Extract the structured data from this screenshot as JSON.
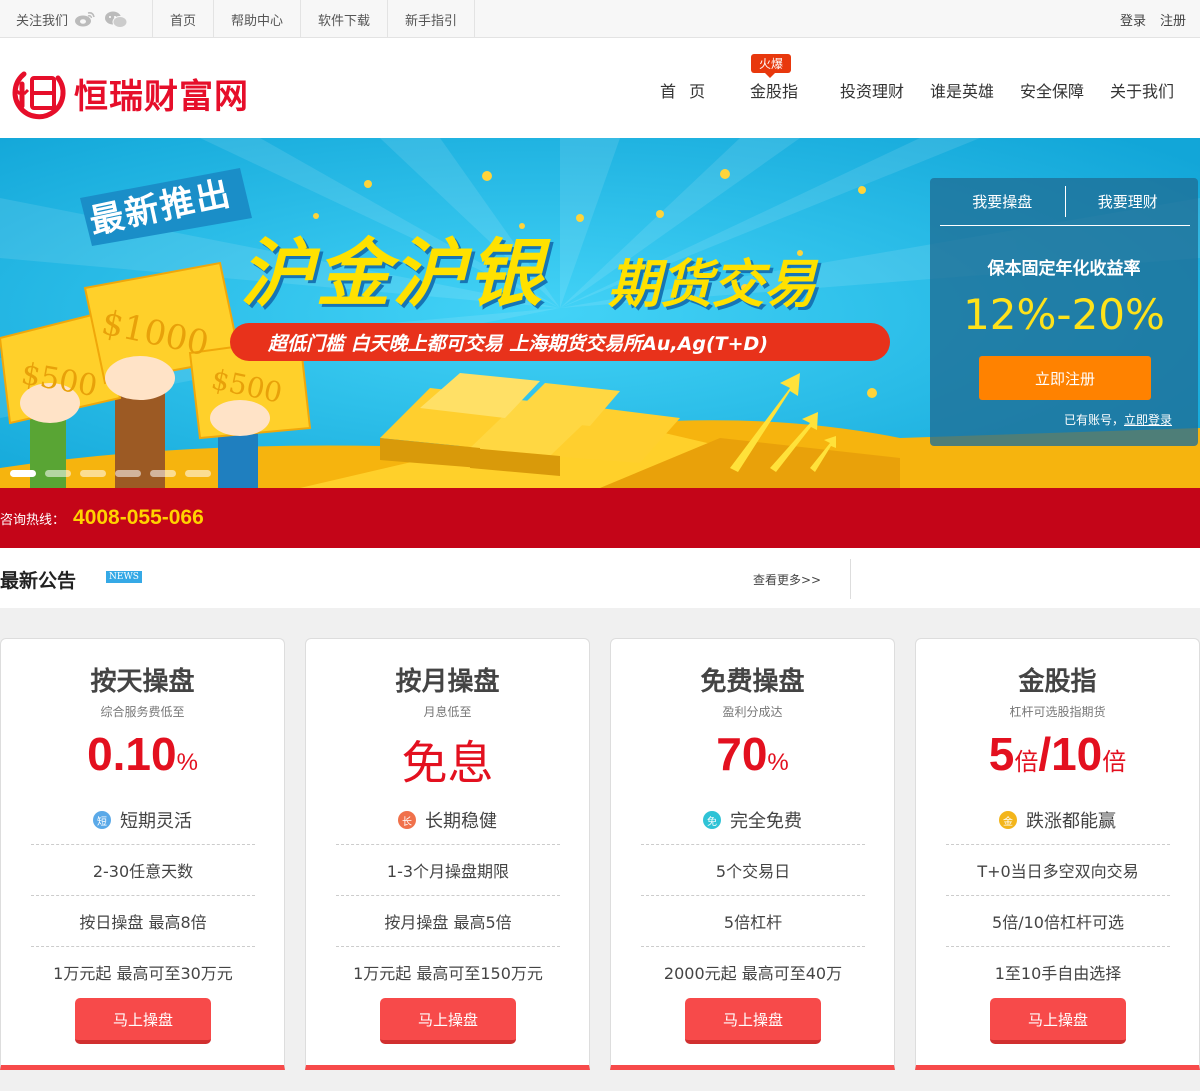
{
  "topbar": {
    "follow_label": "关注我们",
    "social_icons": [
      "weibo-icon",
      "wechat-icon"
    ],
    "links": [
      "首页",
      "帮助中心",
      "软件下载",
      "新手指引"
    ],
    "login": "登录",
    "register": "注册"
  },
  "header": {
    "logo_text": "恒瑞财富网",
    "nav": [
      "首  页",
      "金股指",
      "投资理财",
      "谁是英雄",
      "安全保障",
      "关于我们"
    ],
    "hot_badge": "火爆"
  },
  "banner": {
    "tag": "最新推出",
    "title_main": "沪金沪银",
    "title_sub": "期货交易",
    "subline": "超低门槛   白天晚上都可交易   上海期货交易所Au,Ag(T+D)",
    "money_labels": [
      "$500",
      "$1000",
      "$500"
    ],
    "slide_count": 6,
    "active_slide": 1
  },
  "register_panel": {
    "tabs": [
      "我要操盘",
      "我要理财"
    ],
    "rate_label": "保本固定年化收益率",
    "rate_value": "12%-20%",
    "register_button": "立即注册",
    "has_account": "已有账号，",
    "login_link": "立即登录"
  },
  "hotline": {
    "label": "咨询热线：",
    "number": "4008-055-066"
  },
  "news": {
    "title": "最新公告",
    "badge": "NEWS",
    "more": "查看更多>>"
  },
  "colors": {
    "brand_red": "#e60e2a",
    "hotline_bg": "#c40518",
    "accent_orange": "#ff8200",
    "button_red": "#f74a4a",
    "banner_blue": "#21b9e4",
    "rate_yellow": "#ffe21a"
  },
  "cards": [
    {
      "title": "按天操盘",
      "subtitle": "综合服务费低至",
      "value_main": "0.10",
      "value_unit": "%",
      "feature_icon": "短",
      "feature_icon_color": "#5aa9e8",
      "feature": "短期灵活",
      "rows": [
        "2-30任意天数",
        "按日操盘 最高8倍",
        "1万元起 最高可至30万元"
      ],
      "button": "马上操盘"
    },
    {
      "title": "按月操盘",
      "subtitle": "月息低至",
      "value_main": "免息",
      "value_unit": "",
      "feature_icon": "长",
      "feature_icon_color": "#f0714b",
      "feature": "长期稳健",
      "rows": [
        "1-3个月操盘期限",
        "按月操盘 最高5倍",
        "1万元起 最高可至150万元"
      ],
      "button": "马上操盘"
    },
    {
      "title": "免费操盘",
      "subtitle": "盈利分成达",
      "value_main": "70",
      "value_unit": "%",
      "feature_icon": "免",
      "feature_icon_color": "#2fc3d6",
      "feature": "完全免费",
      "rows": [
        "5个交易日",
        "5倍杠杆",
        "2000元起 最高可至40万"
      ],
      "button": "马上操盘"
    },
    {
      "title": "金股指",
      "subtitle": "杠杆可选股指期货",
      "value_a": "5",
      "unit_a": "倍",
      "value_sep": "/",
      "value_b": "10",
      "unit_b": "倍",
      "feature_icon": "金",
      "feature_icon_color": "#f3b51b",
      "feature": "跌涨都能赢",
      "rows": [
        "T+0当日多空双向交易",
        "5倍/10倍杠杆可选",
        "1至10手自由选择"
      ],
      "button": "马上操盘"
    }
  ]
}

(What you are asked to do):
Please set down each line of the data above exactly as written, without the pictures.

(Problem solution):
Extract the structured data from this screenshot as JSON.
{
  "topbar": {
    "follow_label": "关注我们",
    "social_icons": [
      "weibo-icon",
      "wechat-icon"
    ],
    "links": [
      "首页",
      "帮助中心",
      "软件下载",
      "新手指引"
    ],
    "login": "登录",
    "register": "注册"
  },
  "header": {
    "logo_text": "恒瑞财富网",
    "nav": [
      "首  页",
      "金股指",
      "投资理财",
      "谁是英雄",
      "安全保障",
      "关于我们"
    ],
    "hot_badge": "火爆"
  },
  "banner": {
    "tag": "最新推出",
    "title_main": "沪金沪银",
    "title_sub": "期货交易",
    "subline": "超低门槛   白天晚上都可交易   上海期货交易所Au,Ag(T+D)",
    "money_labels": [
      "$500",
      "$1000",
      "$500"
    ],
    "slide_count": 6,
    "active_slide": 1
  },
  "register_panel": {
    "tabs": [
      "我要操盘",
      "我要理财"
    ],
    "rate_label": "保本固定年化收益率",
    "rate_value": "12%-20%",
    "register_button": "立即注册",
    "has_account": "已有账号，",
    "login_link": "立即登录"
  },
  "hotline": {
    "label": "咨询热线：",
    "number": "4008-055-066"
  },
  "news": {
    "title": "最新公告",
    "badge": "NEWS",
    "more": "查看更多>>"
  },
  "colors": {
    "brand_red": "#e60e2a",
    "hotline_bg": "#c40518",
    "accent_orange": "#ff8200",
    "button_red": "#f74a4a",
    "banner_blue": "#21b9e4",
    "rate_yellow": "#ffe21a"
  },
  "cards": [
    {
      "title": "按天操盘",
      "subtitle": "综合服务费低至",
      "value_main": "0.10",
      "value_unit": "%",
      "feature_icon": "短",
      "feature_icon_color": "#5aa9e8",
      "feature": "短期灵活",
      "rows": [
        "2-30任意天数",
        "按日操盘 最高8倍",
        "1万元起 最高可至30万元"
      ],
      "button": "马上操盘"
    },
    {
      "title": "按月操盘",
      "subtitle": "月息低至",
      "value_main": "免息",
      "value_unit": "",
      "feature_icon": "长",
      "feature_icon_color": "#f0714b",
      "feature": "长期稳健",
      "rows": [
        "1-3个月操盘期限",
        "按月操盘 最高5倍",
        "1万元起 最高可至150万元"
      ],
      "button": "马上操盘"
    },
    {
      "title": "免费操盘",
      "subtitle": "盈利分成达",
      "value_main": "70",
      "value_unit": "%",
      "feature_icon": "免",
      "feature_icon_color": "#2fc3d6",
      "feature": "完全免费",
      "rows": [
        "5个交易日",
        "5倍杠杆",
        "2000元起 最高可至40万"
      ],
      "button": "马上操盘"
    },
    {
      "title": "金股指",
      "subtitle": "杠杆可选股指期货",
      "value_a": "5",
      "unit_a": "倍",
      "value_sep": "/",
      "value_b": "10",
      "unit_b": "倍",
      "feature_icon": "金",
      "feature_icon_color": "#f3b51b",
      "feature": "跌涨都能赢",
      "rows": [
        "T+0当日多空双向交易",
        "5倍/10倍杠杆可选",
        "1至10手自由选择"
      ],
      "button": "马上操盘"
    }
  ]
}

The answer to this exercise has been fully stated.